**Problem to solve:** Report the number of lines that include "Issues", with no additional text.

Stored records:
----------

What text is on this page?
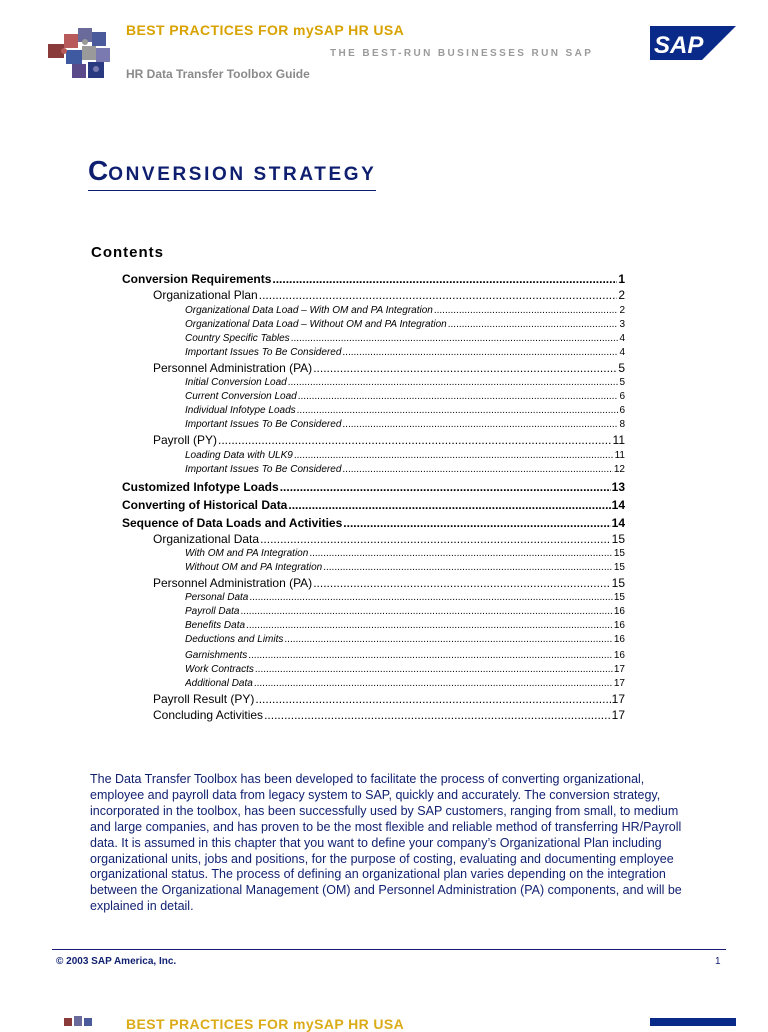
BEST PRACTICES FOR mySAP HR USA
THE BEST-RUN BUSINESSES RUN SAP
HR Data Transfer Toolbox Guide
SAP
CONVERSION STRATEGY
Contents
Conversion Requirements .....	1
Organizational Plan .....	2
Organizational Data Load – With OM and PA Integration .....	2
Organizational Data Load – Without OM and PA Integration .....	3
Country Specific Tables .....	4
Important Issues To Be Considered .....	4
Personnel Administration (PA) .....	5
Initial Conversion Load .....	5
Current Conversion Load .....	6
Individual Infotype Loads .....	6
Important Issues To Be Considered .....	8
Payroll (PY) .....	11
Loading Data with ULK9 .....	11
Important Issues To Be Considered .....	12
Customized Infotype Loads .....	13
Converting of Historical Data .....	14
Sequence of Data Loads and Activities .....	14
Organizational Data .....	15
With OM and PA Integration .....	15
Without OM and PA Integration .....	15
Personnel Administration (PA) .....	15
Personal Data .....	15
Payroll Data .....	16
Benefits Data .....	16
Deductions and Limits .....	16
Garnishments .....	16
Work Contracts .....	17
Additional Data .....	17
Payroll Result (PY) .....	17
Concluding Activities .....	17
The Data Transfer Toolbox has been developed to facilitate the process of converting organizational, employee and payroll data from legacy system to SAP, quickly and accurately. The conversion strategy, incorporated in the toolbox, has been successfully used by SAP customers, ranging from small, to medium and large companies, and has proven to be the most flexible and reliable method of transferring HR/Payroll data. It is assumed in this chapter that you want to define your company’s Organizational Plan including organizational units, jobs and positions, for the purpose of costing, evaluating and documenting employee organizational status. The process of defining an organizational plan varies depending on the integration between the Organizational Management (OM) and Personnel Administration (PA) components, and will be explained in detail.
© 2003 SAP America, Inc.	1
BEST PRACTICES FOR mySAP HR USA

----------

**Result of this exercise:** 3